>> Begin

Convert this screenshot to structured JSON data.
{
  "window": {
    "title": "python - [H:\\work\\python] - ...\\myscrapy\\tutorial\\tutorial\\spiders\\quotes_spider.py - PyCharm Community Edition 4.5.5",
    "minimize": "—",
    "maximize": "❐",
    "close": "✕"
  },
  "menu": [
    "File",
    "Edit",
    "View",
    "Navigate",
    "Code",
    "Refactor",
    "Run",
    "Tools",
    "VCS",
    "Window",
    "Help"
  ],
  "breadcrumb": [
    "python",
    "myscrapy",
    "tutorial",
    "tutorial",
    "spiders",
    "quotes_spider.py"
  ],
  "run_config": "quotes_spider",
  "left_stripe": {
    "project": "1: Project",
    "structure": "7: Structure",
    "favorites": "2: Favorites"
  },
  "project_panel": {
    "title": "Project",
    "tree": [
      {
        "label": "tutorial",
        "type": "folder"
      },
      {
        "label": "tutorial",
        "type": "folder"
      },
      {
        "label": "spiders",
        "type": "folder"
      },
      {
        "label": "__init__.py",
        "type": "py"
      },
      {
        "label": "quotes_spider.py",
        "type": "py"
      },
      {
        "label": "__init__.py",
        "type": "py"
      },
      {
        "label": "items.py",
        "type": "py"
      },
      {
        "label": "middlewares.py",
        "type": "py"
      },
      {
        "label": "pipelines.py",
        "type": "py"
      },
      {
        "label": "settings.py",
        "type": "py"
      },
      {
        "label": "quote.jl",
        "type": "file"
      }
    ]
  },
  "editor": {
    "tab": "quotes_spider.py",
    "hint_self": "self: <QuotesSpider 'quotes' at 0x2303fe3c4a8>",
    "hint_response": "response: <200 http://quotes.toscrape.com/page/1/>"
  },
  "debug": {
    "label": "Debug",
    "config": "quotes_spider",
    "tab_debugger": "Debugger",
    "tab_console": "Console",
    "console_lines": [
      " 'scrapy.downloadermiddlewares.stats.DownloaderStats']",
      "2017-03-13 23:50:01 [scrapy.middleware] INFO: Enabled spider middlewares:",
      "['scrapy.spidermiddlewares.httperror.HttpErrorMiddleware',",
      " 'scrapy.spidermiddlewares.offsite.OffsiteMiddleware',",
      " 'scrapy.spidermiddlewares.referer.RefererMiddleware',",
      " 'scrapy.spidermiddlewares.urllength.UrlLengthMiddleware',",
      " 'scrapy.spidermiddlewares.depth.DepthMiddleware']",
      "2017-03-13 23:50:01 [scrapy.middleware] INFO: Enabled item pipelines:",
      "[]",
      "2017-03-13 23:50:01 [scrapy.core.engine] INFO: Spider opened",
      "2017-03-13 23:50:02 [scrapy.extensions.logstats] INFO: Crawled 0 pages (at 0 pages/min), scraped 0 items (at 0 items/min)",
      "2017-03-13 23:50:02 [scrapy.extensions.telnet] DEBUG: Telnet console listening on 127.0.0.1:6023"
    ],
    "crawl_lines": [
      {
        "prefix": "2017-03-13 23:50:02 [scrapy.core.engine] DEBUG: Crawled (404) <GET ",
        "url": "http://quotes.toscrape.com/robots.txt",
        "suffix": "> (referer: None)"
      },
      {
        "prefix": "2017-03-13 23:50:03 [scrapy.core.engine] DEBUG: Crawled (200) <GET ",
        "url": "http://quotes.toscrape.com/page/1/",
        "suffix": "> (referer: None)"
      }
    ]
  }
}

>> End

TASK PROMPT
The whole listing above needs to be written out again exactly.

TASK OUTPUT
Convert this screenshot to structured JSON data.
{
  "window": {
    "title": "python - [H:\\work\\python] - ...\\myscrapy\\tutorial\\tutorial\\spiders\\quotes_spider.py - PyCharm Community Edition 4.5.5",
    "minimize": "—",
    "maximize": "❐",
    "close": "✕"
  },
  "menu": [
    "File",
    "Edit",
    "View",
    "Navigate",
    "Code",
    "Refactor",
    "Run",
    "Tools",
    "VCS",
    "Window",
    "Help"
  ],
  "breadcrumb": [
    "python",
    "myscrapy",
    "tutorial",
    "tutorial",
    "spiders",
    "quotes_spider.py"
  ],
  "run_config": "quotes_spider",
  "left_stripe": {
    "project": "1: Project",
    "structure": "7: Structure",
    "favorites": "2: Favorites"
  },
  "project_panel": {
    "title": "Project",
    "tree": [
      {
        "label": "tutorial",
        "type": "folder"
      },
      {
        "label": "tutorial",
        "type": "folder"
      },
      {
        "label": "spiders",
        "type": "folder"
      },
      {
        "label": "__init__.py",
        "type": "py"
      },
      {
        "label": "quotes_spider.py",
        "type": "py"
      },
      {
        "label": "__init__.py",
        "type": "py"
      },
      {
        "label": "items.py",
        "type": "py"
      },
      {
        "label": "middlewares.py",
        "type": "py"
      },
      {
        "label": "pipelines.py",
        "type": "py"
      },
      {
        "label": "settings.py",
        "type": "py"
      },
      {
        "label": "quote.jl",
        "type": "file"
      }
    ]
  },
  "editor": {
    "tab": "quotes_spider.py",
    "hint_self": "self: <QuotesSpider 'quotes' at 0x2303fe3c4a8>",
    "hint_response": "response: <200 http://quotes.toscrape.com/page/1/>"
  },
  "debug": {
    "label": "Debug",
    "config": "quotes_spider",
    "tab_debugger": "Debugger",
    "tab_console": "Console",
    "console_lines": [
      " 'scrapy.downloadermiddlewares.stats.DownloaderStats']",
      "2017-03-13 23:50:01 [scrapy.middleware] INFO: Enabled spider middlewares:",
      "['scrapy.spidermiddlewares.httperror.HttpErrorMiddleware',",
      " 'scrapy.spidermiddlewares.offsite.OffsiteMiddleware',",
      " 'scrapy.spidermiddlewares.referer.RefererMiddleware',",
      " 'scrapy.spidermiddlewares.urllength.UrlLengthMiddleware',",
      " 'scrapy.spidermiddlewares.depth.DepthMiddleware']",
      "2017-03-13 23:50:01 [scrapy.middleware] INFO: Enabled item pipelines:",
      "[]",
      "2017-03-13 23:50:01 [scrapy.core.engine] INFO: Spider opened",
      "2017-03-13 23:50:02 [scrapy.extensions.logstats] INFO: Crawled 0 pages (at 0 pages/min), scraped 0 items (at 0 items/min)",
      "2017-03-13 23:50:02 [scrapy.extensions.telnet] DEBUG: Telnet console listening on 127.0.0.1:6023"
    ],
    "crawl_lines": [
      {
        "prefix": "2017-03-13 23:50:02 [scrapy.core.engine] DEBUG: Crawled (404) <GET ",
        "url": "http://quotes.toscrape.com/robots.txt",
        "suffix": "> (referer: None)"
      },
      {
        "prefix": "2017-03-13 23:50:03 [scrapy.core.engine] DEBUG: Crawled (200) <GET ",
        "url": "http://quotes.toscrape.com/page/1/",
        "suffix": "> (referer: None)"
      }
    ]
  }
}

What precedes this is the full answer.